Records provided start
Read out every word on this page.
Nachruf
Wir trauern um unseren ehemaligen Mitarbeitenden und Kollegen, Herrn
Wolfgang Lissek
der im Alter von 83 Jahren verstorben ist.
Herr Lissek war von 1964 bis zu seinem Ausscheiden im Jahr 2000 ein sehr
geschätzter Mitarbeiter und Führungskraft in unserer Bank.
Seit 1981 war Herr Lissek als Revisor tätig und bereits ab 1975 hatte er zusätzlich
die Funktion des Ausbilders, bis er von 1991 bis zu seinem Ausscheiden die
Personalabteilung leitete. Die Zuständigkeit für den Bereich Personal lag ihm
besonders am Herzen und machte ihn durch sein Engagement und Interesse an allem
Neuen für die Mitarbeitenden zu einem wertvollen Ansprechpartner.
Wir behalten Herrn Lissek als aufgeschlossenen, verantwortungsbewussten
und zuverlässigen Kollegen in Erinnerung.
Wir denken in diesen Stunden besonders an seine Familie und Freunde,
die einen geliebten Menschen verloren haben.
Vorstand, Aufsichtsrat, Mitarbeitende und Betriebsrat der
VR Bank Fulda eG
Records provided end
Records provided start
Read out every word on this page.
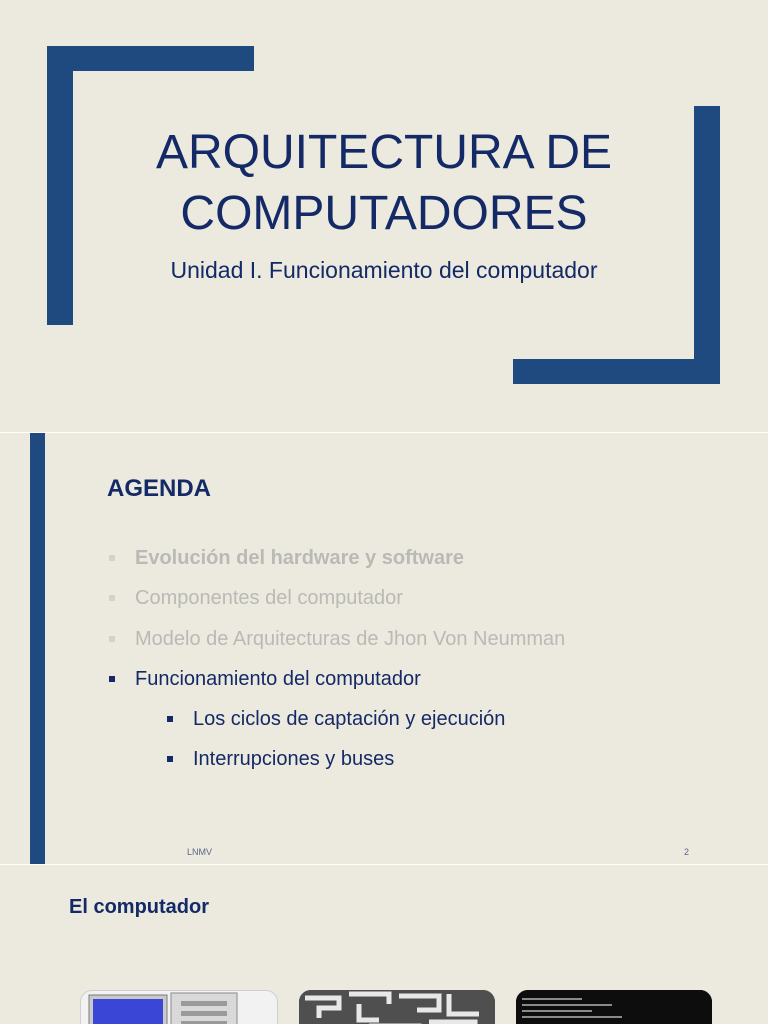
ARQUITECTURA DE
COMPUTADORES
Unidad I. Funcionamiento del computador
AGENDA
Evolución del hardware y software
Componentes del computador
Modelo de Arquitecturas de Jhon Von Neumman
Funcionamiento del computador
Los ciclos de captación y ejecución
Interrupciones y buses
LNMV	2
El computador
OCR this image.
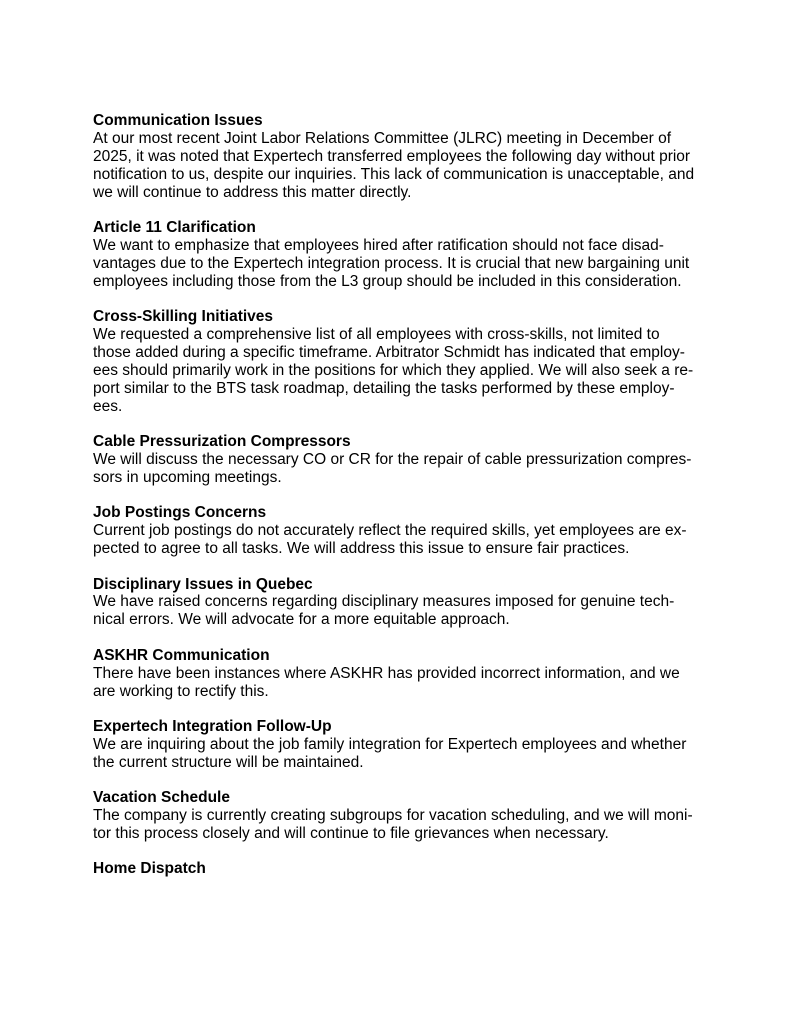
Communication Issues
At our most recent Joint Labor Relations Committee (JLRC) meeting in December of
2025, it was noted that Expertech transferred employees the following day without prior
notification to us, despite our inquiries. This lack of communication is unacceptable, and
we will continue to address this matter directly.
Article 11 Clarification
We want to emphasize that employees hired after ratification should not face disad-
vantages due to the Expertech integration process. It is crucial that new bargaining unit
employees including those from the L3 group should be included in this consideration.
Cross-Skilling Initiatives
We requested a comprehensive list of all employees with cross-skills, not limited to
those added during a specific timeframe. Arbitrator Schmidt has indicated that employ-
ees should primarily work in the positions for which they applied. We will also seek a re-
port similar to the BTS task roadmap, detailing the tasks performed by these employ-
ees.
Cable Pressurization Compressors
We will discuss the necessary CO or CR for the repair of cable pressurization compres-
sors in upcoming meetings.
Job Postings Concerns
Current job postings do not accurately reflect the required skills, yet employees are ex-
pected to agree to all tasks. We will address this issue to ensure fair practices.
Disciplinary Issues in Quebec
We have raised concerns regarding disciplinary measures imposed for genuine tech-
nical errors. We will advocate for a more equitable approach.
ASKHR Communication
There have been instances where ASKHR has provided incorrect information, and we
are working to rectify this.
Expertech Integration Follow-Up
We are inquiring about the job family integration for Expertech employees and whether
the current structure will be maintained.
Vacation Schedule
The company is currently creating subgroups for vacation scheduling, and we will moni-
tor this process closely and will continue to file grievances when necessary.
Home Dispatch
Records provided end
Records provided start
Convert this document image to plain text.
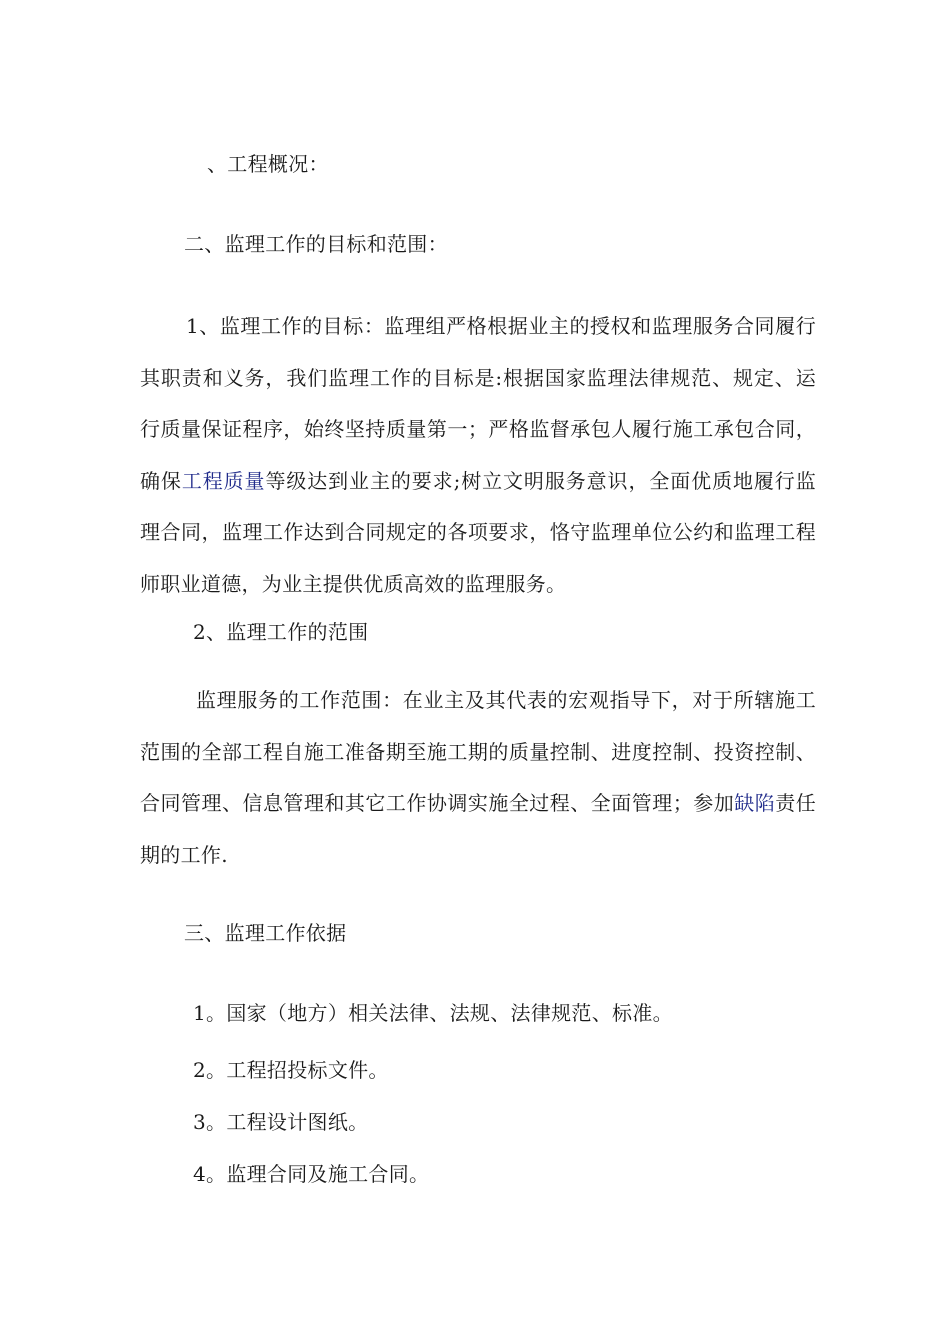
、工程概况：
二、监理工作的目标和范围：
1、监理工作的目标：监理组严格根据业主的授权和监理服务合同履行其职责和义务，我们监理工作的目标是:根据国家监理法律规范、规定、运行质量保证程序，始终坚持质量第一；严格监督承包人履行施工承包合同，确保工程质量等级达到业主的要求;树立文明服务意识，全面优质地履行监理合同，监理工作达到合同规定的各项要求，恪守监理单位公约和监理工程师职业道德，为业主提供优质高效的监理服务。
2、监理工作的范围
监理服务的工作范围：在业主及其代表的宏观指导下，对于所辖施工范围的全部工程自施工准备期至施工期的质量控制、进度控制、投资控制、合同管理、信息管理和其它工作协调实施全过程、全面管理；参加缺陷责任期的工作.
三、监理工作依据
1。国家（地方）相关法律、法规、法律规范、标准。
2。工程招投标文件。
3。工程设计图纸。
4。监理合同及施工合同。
Records provided end
__Aim__:
Copy out every line where the word "have" occurs.

__Complete output__:
We have raised concerns regarding disciplinary measures imposed for genuine tech-
There have been instances where ASKHR has provided incorrect information, and we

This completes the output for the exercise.